Stated task:
Scan the records and identify every line in which the string "document" occurs, then return those lines.

Dataset records:
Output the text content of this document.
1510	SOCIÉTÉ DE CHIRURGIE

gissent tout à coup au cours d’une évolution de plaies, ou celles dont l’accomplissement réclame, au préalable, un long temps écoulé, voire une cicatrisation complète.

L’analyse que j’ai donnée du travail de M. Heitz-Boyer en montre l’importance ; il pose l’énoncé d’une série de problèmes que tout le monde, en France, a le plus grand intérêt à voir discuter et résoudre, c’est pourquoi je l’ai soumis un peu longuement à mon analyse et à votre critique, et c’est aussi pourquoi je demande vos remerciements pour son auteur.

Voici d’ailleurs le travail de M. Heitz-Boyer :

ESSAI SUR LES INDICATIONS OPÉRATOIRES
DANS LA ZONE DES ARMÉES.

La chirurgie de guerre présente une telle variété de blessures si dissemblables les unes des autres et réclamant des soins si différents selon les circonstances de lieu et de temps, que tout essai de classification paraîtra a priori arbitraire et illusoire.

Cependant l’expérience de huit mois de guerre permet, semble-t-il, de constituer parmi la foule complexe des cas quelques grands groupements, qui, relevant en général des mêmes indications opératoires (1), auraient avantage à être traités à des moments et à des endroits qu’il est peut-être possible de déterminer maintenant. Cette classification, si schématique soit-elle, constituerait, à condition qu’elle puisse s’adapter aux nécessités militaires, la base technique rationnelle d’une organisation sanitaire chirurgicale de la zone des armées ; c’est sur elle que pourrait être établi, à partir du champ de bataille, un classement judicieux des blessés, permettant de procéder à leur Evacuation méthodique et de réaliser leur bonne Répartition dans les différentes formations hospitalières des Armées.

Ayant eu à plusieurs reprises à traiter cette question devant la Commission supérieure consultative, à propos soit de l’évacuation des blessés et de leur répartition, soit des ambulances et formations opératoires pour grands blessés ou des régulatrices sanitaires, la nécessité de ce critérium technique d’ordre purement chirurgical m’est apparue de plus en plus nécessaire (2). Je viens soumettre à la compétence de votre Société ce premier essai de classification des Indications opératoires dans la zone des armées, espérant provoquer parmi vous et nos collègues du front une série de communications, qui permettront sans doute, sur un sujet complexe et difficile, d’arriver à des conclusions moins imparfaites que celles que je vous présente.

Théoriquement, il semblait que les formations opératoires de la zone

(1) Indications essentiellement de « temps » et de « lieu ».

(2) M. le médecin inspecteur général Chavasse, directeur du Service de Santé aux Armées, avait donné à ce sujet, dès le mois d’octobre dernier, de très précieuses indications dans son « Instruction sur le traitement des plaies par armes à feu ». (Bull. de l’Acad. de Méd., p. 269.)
---
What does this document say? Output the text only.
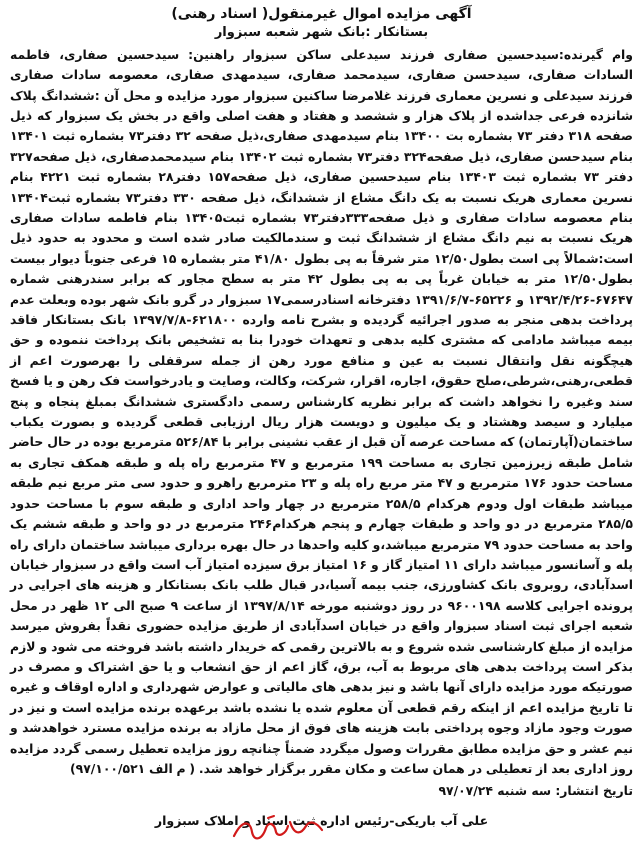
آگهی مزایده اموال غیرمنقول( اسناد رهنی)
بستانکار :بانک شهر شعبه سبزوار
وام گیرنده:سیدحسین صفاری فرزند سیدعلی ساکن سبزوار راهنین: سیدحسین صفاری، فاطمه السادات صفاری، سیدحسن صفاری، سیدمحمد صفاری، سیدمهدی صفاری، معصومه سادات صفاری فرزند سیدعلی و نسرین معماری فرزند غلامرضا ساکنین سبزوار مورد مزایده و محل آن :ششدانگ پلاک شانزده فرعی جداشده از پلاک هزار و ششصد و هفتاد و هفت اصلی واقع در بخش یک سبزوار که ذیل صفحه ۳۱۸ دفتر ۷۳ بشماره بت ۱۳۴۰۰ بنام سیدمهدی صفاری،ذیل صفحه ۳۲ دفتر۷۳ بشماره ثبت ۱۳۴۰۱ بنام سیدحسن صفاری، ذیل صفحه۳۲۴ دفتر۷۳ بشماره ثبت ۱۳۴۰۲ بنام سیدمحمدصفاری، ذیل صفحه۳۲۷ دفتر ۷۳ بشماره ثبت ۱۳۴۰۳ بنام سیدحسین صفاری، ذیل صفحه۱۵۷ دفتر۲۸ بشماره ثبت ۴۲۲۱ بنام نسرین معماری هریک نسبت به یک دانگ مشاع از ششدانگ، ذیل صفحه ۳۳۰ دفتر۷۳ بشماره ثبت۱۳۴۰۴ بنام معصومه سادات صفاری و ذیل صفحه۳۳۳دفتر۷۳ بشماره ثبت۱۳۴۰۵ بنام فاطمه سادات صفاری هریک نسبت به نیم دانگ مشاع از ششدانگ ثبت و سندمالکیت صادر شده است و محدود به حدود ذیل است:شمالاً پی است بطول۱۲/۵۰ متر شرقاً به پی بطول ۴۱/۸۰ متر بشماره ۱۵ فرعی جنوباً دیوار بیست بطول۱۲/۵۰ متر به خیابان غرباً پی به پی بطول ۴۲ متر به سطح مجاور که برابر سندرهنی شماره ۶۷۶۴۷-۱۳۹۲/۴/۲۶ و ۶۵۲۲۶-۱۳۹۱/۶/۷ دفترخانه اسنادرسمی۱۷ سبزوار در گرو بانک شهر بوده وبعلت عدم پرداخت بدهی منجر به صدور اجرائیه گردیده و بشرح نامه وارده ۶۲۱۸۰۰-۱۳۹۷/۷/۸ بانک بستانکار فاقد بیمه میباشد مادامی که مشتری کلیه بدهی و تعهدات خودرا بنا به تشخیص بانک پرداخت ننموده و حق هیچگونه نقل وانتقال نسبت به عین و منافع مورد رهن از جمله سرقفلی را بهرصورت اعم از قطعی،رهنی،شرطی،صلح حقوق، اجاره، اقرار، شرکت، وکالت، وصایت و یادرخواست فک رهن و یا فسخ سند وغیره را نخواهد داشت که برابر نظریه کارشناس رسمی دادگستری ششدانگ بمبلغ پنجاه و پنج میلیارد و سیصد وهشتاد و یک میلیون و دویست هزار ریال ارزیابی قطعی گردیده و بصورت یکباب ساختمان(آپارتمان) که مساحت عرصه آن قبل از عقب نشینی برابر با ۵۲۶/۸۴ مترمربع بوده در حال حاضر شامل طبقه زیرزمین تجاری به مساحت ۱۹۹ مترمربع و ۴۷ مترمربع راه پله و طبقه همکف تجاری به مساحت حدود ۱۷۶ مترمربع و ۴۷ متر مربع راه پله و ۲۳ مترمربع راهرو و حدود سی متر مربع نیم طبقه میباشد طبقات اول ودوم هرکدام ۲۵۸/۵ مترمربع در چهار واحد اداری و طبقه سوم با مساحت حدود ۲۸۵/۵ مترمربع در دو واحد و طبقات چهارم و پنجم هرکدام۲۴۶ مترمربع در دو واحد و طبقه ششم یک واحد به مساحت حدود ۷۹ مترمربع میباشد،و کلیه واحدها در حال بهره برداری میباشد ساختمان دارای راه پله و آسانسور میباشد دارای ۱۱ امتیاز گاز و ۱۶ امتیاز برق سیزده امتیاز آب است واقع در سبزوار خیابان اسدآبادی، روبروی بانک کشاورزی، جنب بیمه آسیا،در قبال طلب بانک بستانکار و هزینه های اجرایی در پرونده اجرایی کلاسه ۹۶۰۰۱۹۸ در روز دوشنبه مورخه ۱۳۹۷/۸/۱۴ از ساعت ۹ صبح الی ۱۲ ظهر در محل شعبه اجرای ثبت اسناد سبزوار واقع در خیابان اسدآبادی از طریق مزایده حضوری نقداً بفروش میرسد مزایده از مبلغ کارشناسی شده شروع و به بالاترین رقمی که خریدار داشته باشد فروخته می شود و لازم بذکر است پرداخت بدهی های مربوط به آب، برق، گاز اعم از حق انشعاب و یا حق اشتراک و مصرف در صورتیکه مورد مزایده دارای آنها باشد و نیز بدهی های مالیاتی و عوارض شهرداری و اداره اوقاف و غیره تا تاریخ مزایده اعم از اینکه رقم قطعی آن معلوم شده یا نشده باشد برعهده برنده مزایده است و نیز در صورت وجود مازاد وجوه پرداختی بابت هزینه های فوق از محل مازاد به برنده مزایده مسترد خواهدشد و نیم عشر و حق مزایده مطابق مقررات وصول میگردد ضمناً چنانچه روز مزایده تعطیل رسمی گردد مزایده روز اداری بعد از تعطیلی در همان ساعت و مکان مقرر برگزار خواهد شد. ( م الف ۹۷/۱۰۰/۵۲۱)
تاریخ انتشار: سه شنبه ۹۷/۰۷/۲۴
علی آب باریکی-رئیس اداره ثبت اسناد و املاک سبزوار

Output of the task:
Output the text content of this document.
What does this document say? Output the text only.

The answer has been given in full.